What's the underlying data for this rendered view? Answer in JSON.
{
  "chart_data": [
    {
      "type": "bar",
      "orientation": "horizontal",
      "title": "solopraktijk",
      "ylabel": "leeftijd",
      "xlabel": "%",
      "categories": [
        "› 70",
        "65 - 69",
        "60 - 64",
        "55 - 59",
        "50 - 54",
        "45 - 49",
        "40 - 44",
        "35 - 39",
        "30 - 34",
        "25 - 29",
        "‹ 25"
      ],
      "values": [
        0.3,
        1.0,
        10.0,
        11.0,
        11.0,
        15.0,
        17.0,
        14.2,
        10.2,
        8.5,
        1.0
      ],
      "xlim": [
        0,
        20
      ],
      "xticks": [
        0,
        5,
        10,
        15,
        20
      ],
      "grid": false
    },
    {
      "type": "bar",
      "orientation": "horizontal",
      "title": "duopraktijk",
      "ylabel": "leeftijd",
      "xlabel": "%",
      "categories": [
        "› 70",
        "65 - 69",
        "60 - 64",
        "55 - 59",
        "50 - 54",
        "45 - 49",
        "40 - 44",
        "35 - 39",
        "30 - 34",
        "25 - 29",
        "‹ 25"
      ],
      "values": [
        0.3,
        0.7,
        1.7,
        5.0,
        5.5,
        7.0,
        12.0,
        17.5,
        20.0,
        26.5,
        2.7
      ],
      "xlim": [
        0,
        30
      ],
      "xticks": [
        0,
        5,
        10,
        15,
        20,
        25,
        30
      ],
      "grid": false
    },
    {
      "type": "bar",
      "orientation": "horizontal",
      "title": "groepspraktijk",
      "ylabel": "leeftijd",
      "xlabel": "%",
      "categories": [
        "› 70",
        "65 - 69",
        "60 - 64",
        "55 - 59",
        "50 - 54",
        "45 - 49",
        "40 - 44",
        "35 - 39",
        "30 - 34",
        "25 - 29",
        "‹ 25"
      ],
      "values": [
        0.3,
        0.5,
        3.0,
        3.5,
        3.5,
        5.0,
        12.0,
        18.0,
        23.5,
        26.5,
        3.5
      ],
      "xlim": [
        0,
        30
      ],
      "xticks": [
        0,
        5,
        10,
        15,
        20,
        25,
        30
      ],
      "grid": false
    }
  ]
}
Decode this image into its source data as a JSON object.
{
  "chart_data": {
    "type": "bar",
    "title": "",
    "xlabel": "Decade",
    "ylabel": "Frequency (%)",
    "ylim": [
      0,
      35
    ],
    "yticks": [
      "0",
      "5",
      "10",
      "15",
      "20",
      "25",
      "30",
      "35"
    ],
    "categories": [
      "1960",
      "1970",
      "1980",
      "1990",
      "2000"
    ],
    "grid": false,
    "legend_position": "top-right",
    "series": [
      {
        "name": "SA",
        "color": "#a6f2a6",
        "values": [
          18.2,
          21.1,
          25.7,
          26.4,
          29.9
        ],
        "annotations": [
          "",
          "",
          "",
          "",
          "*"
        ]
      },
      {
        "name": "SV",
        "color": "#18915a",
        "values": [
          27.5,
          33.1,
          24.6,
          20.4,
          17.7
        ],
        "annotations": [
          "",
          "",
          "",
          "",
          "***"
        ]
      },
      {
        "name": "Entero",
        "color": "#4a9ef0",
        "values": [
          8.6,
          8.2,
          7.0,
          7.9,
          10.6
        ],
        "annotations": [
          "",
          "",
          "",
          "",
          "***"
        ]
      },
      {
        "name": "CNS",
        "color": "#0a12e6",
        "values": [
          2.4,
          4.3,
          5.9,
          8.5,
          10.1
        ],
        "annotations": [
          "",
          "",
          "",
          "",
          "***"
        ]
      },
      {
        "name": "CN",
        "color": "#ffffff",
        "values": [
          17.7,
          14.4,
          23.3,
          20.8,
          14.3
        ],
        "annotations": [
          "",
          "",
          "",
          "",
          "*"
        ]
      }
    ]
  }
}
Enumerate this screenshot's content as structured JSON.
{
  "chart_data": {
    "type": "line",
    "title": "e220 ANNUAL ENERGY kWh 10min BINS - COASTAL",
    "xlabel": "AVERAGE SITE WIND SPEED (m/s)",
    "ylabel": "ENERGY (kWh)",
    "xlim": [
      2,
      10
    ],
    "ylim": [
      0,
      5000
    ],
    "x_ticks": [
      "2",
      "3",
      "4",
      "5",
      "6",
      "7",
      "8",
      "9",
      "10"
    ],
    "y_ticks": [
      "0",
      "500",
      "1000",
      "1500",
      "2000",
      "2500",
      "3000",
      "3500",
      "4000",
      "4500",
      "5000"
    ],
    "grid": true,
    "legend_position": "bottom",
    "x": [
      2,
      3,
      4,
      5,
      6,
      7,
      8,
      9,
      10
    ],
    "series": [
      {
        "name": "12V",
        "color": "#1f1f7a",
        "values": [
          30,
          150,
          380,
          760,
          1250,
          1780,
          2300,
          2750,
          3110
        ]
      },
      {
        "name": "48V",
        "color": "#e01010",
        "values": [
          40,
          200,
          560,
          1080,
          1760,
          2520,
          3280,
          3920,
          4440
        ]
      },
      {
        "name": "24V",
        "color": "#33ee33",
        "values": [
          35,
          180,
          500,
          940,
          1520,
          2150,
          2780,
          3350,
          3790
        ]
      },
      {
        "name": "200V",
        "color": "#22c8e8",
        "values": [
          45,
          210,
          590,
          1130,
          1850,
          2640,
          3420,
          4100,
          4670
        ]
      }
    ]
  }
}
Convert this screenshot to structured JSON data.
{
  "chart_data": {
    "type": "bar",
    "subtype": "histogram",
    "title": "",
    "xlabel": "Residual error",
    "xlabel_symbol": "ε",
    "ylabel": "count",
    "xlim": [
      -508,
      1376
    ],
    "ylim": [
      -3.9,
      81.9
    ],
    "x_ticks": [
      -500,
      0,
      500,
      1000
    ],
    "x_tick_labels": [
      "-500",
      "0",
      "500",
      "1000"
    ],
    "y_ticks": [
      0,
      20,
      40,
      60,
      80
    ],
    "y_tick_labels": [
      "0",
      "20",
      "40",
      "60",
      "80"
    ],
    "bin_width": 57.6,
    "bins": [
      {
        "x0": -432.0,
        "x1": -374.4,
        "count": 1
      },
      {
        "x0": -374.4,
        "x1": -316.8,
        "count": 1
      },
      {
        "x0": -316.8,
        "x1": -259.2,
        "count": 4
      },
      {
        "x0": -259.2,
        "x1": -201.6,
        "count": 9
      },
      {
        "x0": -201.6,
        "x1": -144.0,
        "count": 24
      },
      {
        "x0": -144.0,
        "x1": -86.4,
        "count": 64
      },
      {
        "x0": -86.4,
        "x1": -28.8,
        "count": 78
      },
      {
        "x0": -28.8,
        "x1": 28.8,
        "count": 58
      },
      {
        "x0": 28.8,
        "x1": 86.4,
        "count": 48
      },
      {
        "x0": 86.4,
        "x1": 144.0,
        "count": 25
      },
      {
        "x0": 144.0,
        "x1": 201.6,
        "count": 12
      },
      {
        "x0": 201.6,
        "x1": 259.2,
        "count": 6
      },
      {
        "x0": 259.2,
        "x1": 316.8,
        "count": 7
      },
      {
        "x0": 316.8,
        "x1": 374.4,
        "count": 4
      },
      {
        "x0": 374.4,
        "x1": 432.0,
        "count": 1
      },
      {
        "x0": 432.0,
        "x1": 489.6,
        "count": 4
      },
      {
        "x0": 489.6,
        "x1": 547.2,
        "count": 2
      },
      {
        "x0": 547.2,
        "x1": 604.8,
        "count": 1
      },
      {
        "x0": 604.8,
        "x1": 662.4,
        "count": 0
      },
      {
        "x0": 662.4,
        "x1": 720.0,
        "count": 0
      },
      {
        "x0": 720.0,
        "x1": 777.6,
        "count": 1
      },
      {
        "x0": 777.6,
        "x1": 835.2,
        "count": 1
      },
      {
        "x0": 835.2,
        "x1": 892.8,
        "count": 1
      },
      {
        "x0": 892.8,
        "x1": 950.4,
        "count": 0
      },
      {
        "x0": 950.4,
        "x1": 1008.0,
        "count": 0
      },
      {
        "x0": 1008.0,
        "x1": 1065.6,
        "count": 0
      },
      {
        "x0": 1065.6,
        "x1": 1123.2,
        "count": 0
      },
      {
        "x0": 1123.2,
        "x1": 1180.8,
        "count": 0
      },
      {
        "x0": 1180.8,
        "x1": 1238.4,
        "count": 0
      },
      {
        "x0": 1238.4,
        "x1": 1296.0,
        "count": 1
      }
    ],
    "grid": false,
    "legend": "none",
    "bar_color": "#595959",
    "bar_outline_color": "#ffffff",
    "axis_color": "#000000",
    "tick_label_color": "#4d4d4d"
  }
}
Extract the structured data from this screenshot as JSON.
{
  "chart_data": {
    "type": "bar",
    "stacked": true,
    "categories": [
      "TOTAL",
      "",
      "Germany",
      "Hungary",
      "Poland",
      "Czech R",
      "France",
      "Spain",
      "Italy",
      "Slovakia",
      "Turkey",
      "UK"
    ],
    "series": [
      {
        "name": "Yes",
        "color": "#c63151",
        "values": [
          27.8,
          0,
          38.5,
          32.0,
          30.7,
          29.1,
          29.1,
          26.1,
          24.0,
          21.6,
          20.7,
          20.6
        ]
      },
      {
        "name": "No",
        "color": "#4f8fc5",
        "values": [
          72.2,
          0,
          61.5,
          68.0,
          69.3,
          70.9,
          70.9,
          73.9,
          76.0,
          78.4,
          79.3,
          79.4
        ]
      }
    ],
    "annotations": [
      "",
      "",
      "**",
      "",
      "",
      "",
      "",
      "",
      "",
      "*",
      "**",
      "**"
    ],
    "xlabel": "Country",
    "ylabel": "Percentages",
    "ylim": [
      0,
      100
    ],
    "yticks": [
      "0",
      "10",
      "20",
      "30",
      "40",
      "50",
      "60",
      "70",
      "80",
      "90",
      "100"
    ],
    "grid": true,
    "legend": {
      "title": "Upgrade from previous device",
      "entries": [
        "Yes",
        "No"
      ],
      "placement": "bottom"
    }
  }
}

PROBLEM REQUIREMENTS: Within the entries above, work out how many lines contain the word "ffffff". The number alone is the answer.

FULL OUTPUT: 2